[Excerpt from a dataset]
------------------------

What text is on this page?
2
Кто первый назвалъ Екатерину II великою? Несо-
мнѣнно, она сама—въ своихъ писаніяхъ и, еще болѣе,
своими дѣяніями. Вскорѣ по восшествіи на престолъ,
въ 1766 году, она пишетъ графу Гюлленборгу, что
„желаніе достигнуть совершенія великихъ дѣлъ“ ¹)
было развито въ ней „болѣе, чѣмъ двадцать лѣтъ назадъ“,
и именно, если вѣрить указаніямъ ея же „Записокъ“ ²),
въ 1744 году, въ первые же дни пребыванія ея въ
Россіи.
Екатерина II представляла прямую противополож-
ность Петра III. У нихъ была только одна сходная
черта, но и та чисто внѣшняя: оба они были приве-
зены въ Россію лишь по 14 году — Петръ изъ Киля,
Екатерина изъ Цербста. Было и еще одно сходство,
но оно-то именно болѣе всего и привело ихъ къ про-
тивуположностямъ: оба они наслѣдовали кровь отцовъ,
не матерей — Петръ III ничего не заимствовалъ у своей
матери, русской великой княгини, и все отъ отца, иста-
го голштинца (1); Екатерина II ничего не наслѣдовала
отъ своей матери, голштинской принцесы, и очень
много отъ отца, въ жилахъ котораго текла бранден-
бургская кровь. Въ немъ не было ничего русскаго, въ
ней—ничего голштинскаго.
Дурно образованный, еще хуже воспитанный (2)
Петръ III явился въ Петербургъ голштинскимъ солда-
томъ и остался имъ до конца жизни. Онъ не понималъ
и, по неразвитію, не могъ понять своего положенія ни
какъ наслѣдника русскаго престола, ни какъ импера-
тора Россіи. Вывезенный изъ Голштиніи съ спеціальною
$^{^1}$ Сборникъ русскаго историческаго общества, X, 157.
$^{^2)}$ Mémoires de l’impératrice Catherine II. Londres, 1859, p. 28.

------------------------

### Task to carry out
Give the count of lines containing "Россіи", with no added text.

### Task output
2